Extracted data entries:
— begin —

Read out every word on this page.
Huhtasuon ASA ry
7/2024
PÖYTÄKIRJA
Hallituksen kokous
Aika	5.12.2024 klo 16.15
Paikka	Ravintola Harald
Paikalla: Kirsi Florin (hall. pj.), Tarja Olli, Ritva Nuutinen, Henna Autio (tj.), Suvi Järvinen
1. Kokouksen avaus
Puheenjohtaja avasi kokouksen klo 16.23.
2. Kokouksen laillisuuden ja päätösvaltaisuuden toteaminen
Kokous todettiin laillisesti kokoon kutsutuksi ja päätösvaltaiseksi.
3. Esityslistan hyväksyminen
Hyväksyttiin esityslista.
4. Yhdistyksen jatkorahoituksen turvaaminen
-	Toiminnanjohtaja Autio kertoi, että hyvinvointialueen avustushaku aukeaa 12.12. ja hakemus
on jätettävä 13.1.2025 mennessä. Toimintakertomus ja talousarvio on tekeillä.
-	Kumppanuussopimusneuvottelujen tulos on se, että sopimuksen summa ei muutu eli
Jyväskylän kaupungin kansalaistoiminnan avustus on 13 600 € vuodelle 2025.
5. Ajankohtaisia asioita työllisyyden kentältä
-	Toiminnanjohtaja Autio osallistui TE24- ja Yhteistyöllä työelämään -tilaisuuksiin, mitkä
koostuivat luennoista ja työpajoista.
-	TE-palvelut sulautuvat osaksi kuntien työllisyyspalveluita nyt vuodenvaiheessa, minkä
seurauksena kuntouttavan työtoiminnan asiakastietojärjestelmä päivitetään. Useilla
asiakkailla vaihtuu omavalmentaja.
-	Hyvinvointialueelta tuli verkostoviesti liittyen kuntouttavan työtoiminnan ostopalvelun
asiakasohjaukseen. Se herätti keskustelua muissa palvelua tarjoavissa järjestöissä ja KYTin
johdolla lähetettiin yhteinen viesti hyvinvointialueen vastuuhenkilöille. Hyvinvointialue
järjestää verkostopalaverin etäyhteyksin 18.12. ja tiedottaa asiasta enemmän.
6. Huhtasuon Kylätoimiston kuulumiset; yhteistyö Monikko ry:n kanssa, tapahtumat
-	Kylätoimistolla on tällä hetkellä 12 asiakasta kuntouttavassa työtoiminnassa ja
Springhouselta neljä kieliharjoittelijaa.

— end —

Given request:
Return the entries above exactly as they appear.

Written solution:
Read out every word on this page.
Huhtasuon ASA ry
7/2024
PÖYTÄKIRJA
Hallituksen kokous
Aika	5.12.2024 klo 16.15
Paikka	Ravintola Harald
Paikalla: Kirsi Florin (hall. pj.), Tarja Olli, Ritva Nuutinen, Henna Autio (tj.), Suvi Järvinen
1. Kokouksen avaus
Puheenjohtaja avasi kokouksen klo 16.23.
2. Kokouksen laillisuuden ja päätösvaltaisuuden toteaminen
Kokous todettiin laillisesti kokoon kutsutuksi ja päätösvaltaiseksi.
3. Esityslistan hyväksyminen
Hyväksyttiin esityslista.
4. Yhdistyksen jatkorahoituksen turvaaminen
-	Toiminnanjohtaja Autio kertoi, että hyvinvointialueen avustushaku aukeaa 12.12. ja hakemus
on jätettävä 13.1.2025 mennessä. Toimintakertomus ja talousarvio on tekeillä.
-	Kumppanuussopimusneuvottelujen tulos on se, että sopimuksen summa ei muutu eli
Jyväskylän kaupungin kansalaistoiminnan avustus on 13 600 € vuodelle 2025.
5. Ajankohtaisia asioita työllisyyden kentältä
-	Toiminnanjohtaja Autio osallistui TE24- ja Yhteistyöllä työelämään -tilaisuuksiin, mitkä
koostuivat luennoista ja työpajoista.
-	TE-palvelut sulautuvat osaksi kuntien työllisyyspalveluita nyt vuodenvaiheessa, minkä
seurauksena kuntouttavan työtoiminnan asiakastietojärjestelmä päivitetään. Useilla
asiakkailla vaihtuu omavalmentaja.
-	Hyvinvointialueelta tuli verkostoviesti liittyen kuntouttavan työtoiminnan ostopalvelun
asiakasohjaukseen. Se herätti keskustelua muissa palvelua tarjoavissa järjestöissä ja KYTin
johdolla lähetettiin yhteinen viesti hyvinvointialueen vastuuhenkilöille. Hyvinvointialue
järjestää verkostopalaverin etäyhteyksin 18.12. ja tiedottaa asiasta enemmän.
6. Huhtasuon Kylätoimiston kuulumiset; yhteistyö Monikko ry:n kanssa, tapahtumat
-	Kylätoimistolla on tällä hetkellä 12 asiakasta kuntouttavassa työtoiminnassa ja
Springhouselta neljä kieliharjoittelijaa.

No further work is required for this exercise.